* _DESCRIPTION OF THE TASK_
Quote the records that follow in full, leaving the pictures out.

* _EXTRACTED ENTRIES_
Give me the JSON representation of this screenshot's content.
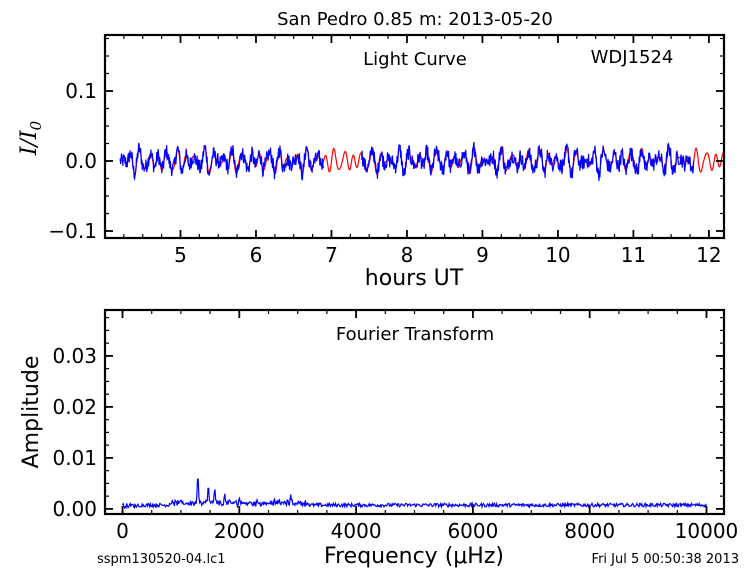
{
  "figure": {
    "title": "San Pedro 0.85 m:  2013-05-20",
    "footer_left": "sspm130520-04.lc1",
    "footer_right": "Fri Jul  5 00:50:38 2013"
  },
  "chart_data": [
    {
      "type": "line",
      "panel": "light-curve",
      "annotation": "Light Curve",
      "target": "WDJ1524",
      "xlabel": "hours UT",
      "ylabel": "I/I0",
      "xlim": [
        4.0,
        12.2
      ],
      "ylim": [
        -0.11,
        0.18
      ],
      "xticks": [
        5,
        6,
        7,
        8,
        9,
        10,
        11,
        12
      ],
      "xtick_labels": [
        "5",
        "6",
        "7",
        "8",
        "9",
        "10",
        "11",
        "12"
      ],
      "yticks": [
        -0.1,
        0.0,
        0.1
      ],
      "ytick_labels": [
        "−0.1",
        "0.0",
        "0.1"
      ],
      "series": [
        {
          "color": "#0000ff",
          "x_start": 4.2,
          "x_end": 11.8,
          "gap": [
            6.9,
            7.4
          ],
          "amplitude": 0.02
        },
        {
          "color": "#ff0000",
          "x_start": 4.2,
          "x_end": 12.2,
          "amplitude": 0.018
        }
      ],
      "grid": false
    },
    {
      "type": "line",
      "panel": "fourier-transform",
      "annotation": "Fourier Transform",
      "xlabel": "Frequency (μHz)",
      "ylabel": "Amplitude",
      "xlim": [
        -300,
        10300
      ],
      "ylim": [
        -0.001,
        0.039
      ],
      "xticks": [
        0,
        2000,
        4000,
        6000,
        8000,
        10000
      ],
      "xtick_labels": [
        "0",
        "2000",
        "4000",
        "6000",
        "8000",
        "10000"
      ],
      "yticks": [
        0.0,
        0.01,
        0.02,
        0.03
      ],
      "ytick_labels": [
        "0.00",
        "0.01",
        "0.02",
        "0.03"
      ],
      "series": [
        {
          "color": "#0000ff",
          "x_start": 0,
          "x_end": 10000,
          "peaks": [
            {
              "x": 1290,
              "y": 0.0065
            },
            {
              "x": 1470,
              "y": 0.0045
            },
            {
              "x": 1580,
              "y": 0.004
            },
            {
              "x": 1750,
              "y": 0.003
            },
            {
              "x": 2000,
              "y": 0.0022
            },
            {
              "x": 2880,
              "y": 0.0028
            },
            {
              "x": 2600,
              "y": 0.002
            }
          ]
        }
      ],
      "grid": false
    }
  ]
}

* _THE REPLY_
Give me the JSON representation of this screenshot's content.
{
  "figure": {
    "title": "San Pedro 0.85 m:  2013-05-20",
    "footer_left": "sspm130520-04.lc1",
    "footer_right": "Fri Jul  5 00:50:38 2013"
  },
  "chart_data": [
    {
      "type": "line",
      "panel": "light-curve",
      "annotation": "Light Curve",
      "target": "WDJ1524",
      "xlabel": "hours UT",
      "ylabel": "I/I0",
      "xlim": [
        4.0,
        12.2
      ],
      "ylim": [
        -0.11,
        0.18
      ],
      "xticks": [
        5,
        6,
        7,
        8,
        9,
        10,
        11,
        12
      ],
      "xtick_labels": [
        "5",
        "6",
        "7",
        "8",
        "9",
        "10",
        "11",
        "12"
      ],
      "yticks": [
        -0.1,
        0.0,
        0.1
      ],
      "ytick_labels": [
        "−0.1",
        "0.0",
        "0.1"
      ],
      "series": [
        {
          "color": "#0000ff",
          "x_start": 4.2,
          "x_end": 11.8,
          "gap": [
            6.9,
            7.4
          ],
          "amplitude": 0.02
        },
        {
          "color": "#ff0000",
          "x_start": 4.2,
          "x_end": 12.2,
          "amplitude": 0.018
        }
      ],
      "grid": false
    },
    {
      "type": "line",
      "panel": "fourier-transform",
      "annotation": "Fourier Transform",
      "xlabel": "Frequency (μHz)",
      "ylabel": "Amplitude",
      "xlim": [
        -300,
        10300
      ],
      "ylim": [
        -0.001,
        0.039
      ],
      "xticks": [
        0,
        2000,
        4000,
        6000,
        8000,
        10000
      ],
      "xtick_labels": [
        "0",
        "2000",
        "4000",
        "6000",
        "8000",
        "10000"
      ],
      "yticks": [
        0.0,
        0.01,
        0.02,
        0.03
      ],
      "ytick_labels": [
        "0.00",
        "0.01",
        "0.02",
        "0.03"
      ],
      "series": [
        {
          "color": "#0000ff",
          "x_start": 0,
          "x_end": 10000,
          "peaks": [
            {
              "x": 1290,
              "y": 0.0065
            },
            {
              "x": 1470,
              "y": 0.0045
            },
            {
              "x": 1580,
              "y": 0.004
            },
            {
              "x": 1750,
              "y": 0.003
            },
            {
              "x": 2000,
              "y": 0.0022
            },
            {
              "x": 2880,
              "y": 0.0028
            },
            {
              "x": 2600,
              "y": 0.002
            }
          ]
        }
      ],
      "grid": false
    }
  ]
}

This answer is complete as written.